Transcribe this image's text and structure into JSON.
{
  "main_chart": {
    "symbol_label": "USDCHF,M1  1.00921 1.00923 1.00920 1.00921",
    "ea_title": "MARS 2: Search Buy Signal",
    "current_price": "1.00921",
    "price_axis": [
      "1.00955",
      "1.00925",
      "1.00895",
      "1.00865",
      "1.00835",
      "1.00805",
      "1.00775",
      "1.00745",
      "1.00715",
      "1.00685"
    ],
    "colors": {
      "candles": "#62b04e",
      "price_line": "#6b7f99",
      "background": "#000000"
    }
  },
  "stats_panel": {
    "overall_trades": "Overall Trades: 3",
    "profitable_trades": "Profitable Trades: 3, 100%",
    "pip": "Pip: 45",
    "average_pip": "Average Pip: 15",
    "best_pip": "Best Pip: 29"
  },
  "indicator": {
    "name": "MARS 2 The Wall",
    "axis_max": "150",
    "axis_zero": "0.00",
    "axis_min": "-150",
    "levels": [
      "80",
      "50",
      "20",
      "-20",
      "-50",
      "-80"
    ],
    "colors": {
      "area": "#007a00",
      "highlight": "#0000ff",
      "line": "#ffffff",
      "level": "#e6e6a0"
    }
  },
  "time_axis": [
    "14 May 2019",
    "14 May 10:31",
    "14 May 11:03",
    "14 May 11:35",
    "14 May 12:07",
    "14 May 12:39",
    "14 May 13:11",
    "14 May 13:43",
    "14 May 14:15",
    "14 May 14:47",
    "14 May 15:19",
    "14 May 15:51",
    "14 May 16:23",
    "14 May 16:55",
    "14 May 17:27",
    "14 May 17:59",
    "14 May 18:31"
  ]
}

***

Reproduce the data in full, exactly as presented.

Transcribe this image's text and structure into JSON.
{
  "main_chart": {
    "symbol_label": "USDCHF,M1  1.00921 1.00923 1.00920 1.00921",
    "ea_title": "MARS 2: Search Buy Signal",
    "current_price": "1.00921",
    "price_axis": [
      "1.00955",
      "1.00925",
      "1.00895",
      "1.00865",
      "1.00835",
      "1.00805",
      "1.00775",
      "1.00745",
      "1.00715",
      "1.00685"
    ],
    "colors": {
      "candles": "#62b04e",
      "price_line": "#6b7f99",
      "background": "#000000"
    }
  },
  "stats_panel": {
    "overall_trades": "Overall Trades: 3",
    "profitable_trades": "Profitable Trades: 3, 100%",
    "pip": "Pip: 45",
    "average_pip": "Average Pip: 15",
    "best_pip": "Best Pip: 29"
  },
  "indicator": {
    "name": "MARS 2 The Wall",
    "axis_max": "150",
    "axis_zero": "0.00",
    "axis_min": "-150",
    "levels": [
      "80",
      "50",
      "20",
      "-20",
      "-50",
      "-80"
    ],
    "colors": {
      "area": "#007a00",
      "highlight": "#0000ff",
      "line": "#ffffff",
      "level": "#e6e6a0"
    }
  },
  "time_axis": [
    "14 May 2019",
    "14 May 10:31",
    "14 May 11:03",
    "14 May 11:35",
    "14 May 12:07",
    "14 May 12:39",
    "14 May 13:11",
    "14 May 13:43",
    "14 May 14:15",
    "14 May 14:47",
    "14 May 15:19",
    "14 May 15:51",
    "14 May 16:23",
    "14 May 16:55",
    "14 May 17:27",
    "14 May 17:59",
    "14 May 18:31"
  ]
}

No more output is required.